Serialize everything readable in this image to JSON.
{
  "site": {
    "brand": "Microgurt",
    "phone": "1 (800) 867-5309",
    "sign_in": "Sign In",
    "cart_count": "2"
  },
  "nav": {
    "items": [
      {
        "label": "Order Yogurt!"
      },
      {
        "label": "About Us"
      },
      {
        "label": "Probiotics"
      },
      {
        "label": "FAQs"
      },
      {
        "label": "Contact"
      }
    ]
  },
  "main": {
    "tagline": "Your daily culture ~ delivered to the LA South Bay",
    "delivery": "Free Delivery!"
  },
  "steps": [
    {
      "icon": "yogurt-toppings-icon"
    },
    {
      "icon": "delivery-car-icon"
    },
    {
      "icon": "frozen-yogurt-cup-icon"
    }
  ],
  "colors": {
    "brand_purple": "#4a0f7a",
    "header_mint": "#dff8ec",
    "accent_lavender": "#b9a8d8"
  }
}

—————

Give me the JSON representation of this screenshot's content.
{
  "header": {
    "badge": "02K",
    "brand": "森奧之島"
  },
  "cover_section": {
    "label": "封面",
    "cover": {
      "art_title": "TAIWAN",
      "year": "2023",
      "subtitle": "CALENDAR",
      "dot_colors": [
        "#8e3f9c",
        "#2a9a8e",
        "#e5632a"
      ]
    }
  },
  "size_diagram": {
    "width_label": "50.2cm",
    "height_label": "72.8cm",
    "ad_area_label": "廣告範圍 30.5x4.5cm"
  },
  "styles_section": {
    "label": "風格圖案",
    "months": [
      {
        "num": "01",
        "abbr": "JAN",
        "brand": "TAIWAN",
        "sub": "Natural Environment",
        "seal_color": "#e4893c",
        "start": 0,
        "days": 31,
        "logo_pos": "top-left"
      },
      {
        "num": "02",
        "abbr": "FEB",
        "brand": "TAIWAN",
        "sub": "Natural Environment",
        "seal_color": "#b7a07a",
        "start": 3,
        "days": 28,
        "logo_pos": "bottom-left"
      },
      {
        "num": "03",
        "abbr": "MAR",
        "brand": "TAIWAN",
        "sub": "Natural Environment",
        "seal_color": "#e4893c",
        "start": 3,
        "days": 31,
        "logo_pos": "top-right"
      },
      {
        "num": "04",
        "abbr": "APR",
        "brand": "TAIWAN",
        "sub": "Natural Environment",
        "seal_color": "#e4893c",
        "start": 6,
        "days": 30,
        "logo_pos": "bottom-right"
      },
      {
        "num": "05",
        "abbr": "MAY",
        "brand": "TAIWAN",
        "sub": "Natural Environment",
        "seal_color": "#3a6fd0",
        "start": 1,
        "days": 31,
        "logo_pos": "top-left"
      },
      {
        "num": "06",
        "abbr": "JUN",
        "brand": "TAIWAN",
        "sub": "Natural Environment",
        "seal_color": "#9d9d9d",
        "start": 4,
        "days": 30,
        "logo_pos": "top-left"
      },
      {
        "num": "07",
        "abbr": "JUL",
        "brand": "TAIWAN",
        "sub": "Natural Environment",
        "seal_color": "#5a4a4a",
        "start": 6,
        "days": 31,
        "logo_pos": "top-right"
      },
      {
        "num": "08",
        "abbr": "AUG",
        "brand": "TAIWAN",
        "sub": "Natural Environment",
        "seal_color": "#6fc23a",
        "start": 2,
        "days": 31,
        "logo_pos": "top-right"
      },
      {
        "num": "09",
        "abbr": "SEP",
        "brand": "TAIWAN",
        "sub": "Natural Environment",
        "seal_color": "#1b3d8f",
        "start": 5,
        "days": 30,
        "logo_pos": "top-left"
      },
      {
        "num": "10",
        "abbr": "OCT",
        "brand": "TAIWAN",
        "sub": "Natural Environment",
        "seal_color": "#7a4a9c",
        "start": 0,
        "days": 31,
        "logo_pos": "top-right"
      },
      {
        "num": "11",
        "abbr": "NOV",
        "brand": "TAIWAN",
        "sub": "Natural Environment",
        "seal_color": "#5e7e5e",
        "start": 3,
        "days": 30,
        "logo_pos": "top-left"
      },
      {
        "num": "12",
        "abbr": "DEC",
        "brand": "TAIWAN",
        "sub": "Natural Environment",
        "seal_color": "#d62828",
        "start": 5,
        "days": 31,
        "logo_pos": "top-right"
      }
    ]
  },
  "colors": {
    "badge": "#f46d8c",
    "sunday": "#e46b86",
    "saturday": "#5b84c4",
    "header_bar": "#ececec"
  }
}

—————

*Exercise description*: Search the records above for "icon". Copy each line where it is found.

*Written solution*:
      "icon": "yogurt-toppings-icon"
      "icon": "delivery-car-icon"
      "icon": "frozen-yogurt-cup-icon"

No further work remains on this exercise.